WHAT THE TASK ASKS
Each entry below is to be written out exactly, and the pictures are to be left out.

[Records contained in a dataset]
>>
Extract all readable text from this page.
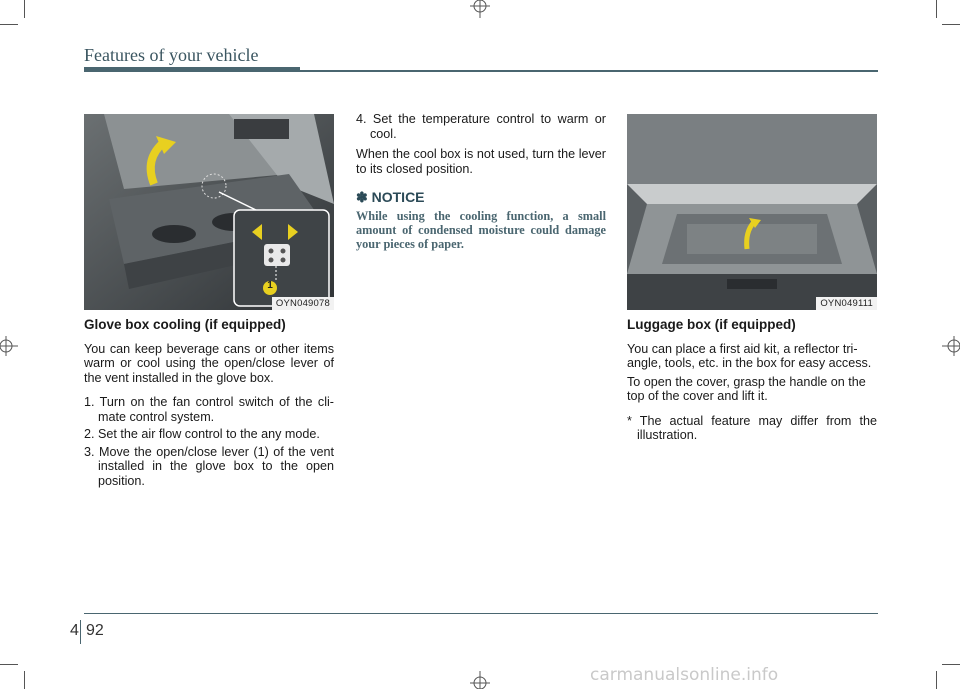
Features of your vehicle
1
OYN049078	OYN049111
Glove box cooling (if equipped)
You can keep beverage cans or other items warm or cool using the open/close lever of the vent installed in the glove box.
1. Turn on the fan control switch of the cli- mate control system.
2. Set the air flow control to the any mode.
3. Move the open/close lever (1) of the vent installed in the glove box to the open position.
4. Set the temperature control to warm or cool.
When the cool box is not used, turn the lever to its closed position.
✽ NOTICE
While using the cooling function, a small amount of condensed moisture could damage your pieces of paper.
Luggage box (if equipped)
You can place a first aid kit, a reflector tri- angle, tools, etc. in the box for easy access.
To open the cover, grasp the handle on the top of the cover and lift it.
* The actual feature may differ from the illustration.
4 92
carmanualsonline.info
<<
SOLUTION
Extract all readable text from this page.
Features of your vehicle
1
OYN049078	OYN049111
Glove box cooling (if equipped)
You can keep beverage cans or other items warm or cool using the open/close lever of the vent installed in the glove box.
1. Turn on the fan control switch of the cli- mate control system.
2. Set the air flow control to the any mode.
3. Move the open/close lever (1) of the vent installed in the glove box to the open position.
4. Set the temperature control to warm or cool.
When the cool box is not used, turn the lever to its closed position.
✽ NOTICE
While using the cooling function, a small amount of condensed moisture could damage your pieces of paper.
Luggage box (if equipped)
You can place a first aid kit, a reflector tri- angle, tools, etc. in the box for easy access.
To open the cover, grasp the handle on the top of the cover and lift it.
* The actual feature may differ from the illustration.
4 92
carmanualsonline.info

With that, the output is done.